### Direction
Copy the following lines of the listing verbatim, reproducing each one without alteration.

(Layout records)
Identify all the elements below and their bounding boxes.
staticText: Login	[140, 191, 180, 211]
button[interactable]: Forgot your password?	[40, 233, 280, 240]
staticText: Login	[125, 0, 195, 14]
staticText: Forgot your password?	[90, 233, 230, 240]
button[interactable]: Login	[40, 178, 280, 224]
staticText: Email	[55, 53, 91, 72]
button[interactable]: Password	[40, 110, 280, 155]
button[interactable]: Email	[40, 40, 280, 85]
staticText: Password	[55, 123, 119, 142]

### Task solution
Identify all the elements below and their bounding boxes.
staticText: Login	[140, 191, 180, 211]
button[interactable]: Forgot your password?	[40, 233, 280, 240]
staticText: Login	[125, 0, 195, 14]
staticText: Forgot your password?	[90, 233, 230, 240]
button[interactable]: Login	[40, 178, 280, 224]
staticText: Email	[55, 53, 91, 72]
button[interactable]: Password	[40, 110, 280, 155]
button[interactable]: Email	[40, 40, 280, 85]
staticText: Password	[55, 123, 119, 142]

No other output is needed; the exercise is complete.